» GIVEN REQUEST
Look through the lines below and extract any with the word "mode".
+ + +
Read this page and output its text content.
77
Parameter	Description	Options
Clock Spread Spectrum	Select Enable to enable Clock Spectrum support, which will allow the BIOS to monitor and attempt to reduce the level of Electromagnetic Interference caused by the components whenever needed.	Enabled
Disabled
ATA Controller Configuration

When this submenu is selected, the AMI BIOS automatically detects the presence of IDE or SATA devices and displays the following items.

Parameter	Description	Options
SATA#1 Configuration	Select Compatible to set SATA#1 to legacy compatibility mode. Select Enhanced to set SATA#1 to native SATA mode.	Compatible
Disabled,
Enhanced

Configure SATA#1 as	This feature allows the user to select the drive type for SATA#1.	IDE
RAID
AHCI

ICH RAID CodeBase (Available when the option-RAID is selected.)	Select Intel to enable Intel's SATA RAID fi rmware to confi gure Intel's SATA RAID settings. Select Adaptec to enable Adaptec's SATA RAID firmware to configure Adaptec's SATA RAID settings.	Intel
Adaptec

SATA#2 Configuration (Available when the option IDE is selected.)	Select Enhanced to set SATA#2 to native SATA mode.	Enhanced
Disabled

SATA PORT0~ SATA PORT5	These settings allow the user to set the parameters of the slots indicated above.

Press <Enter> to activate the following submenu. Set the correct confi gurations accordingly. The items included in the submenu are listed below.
+ + +
» OUTPUT OF THE EXERCISE
SATA#1 Configuration	Select Compatible to set SATA#1 to legacy compatibility mode. Select Enhanced to set SATA#1 to native SATA mode.	Compatible
SATA#2 Configuration (Available when the option IDE is selected.)	Select Enhanced to set SATA#2 to native SATA mode.	Enhanced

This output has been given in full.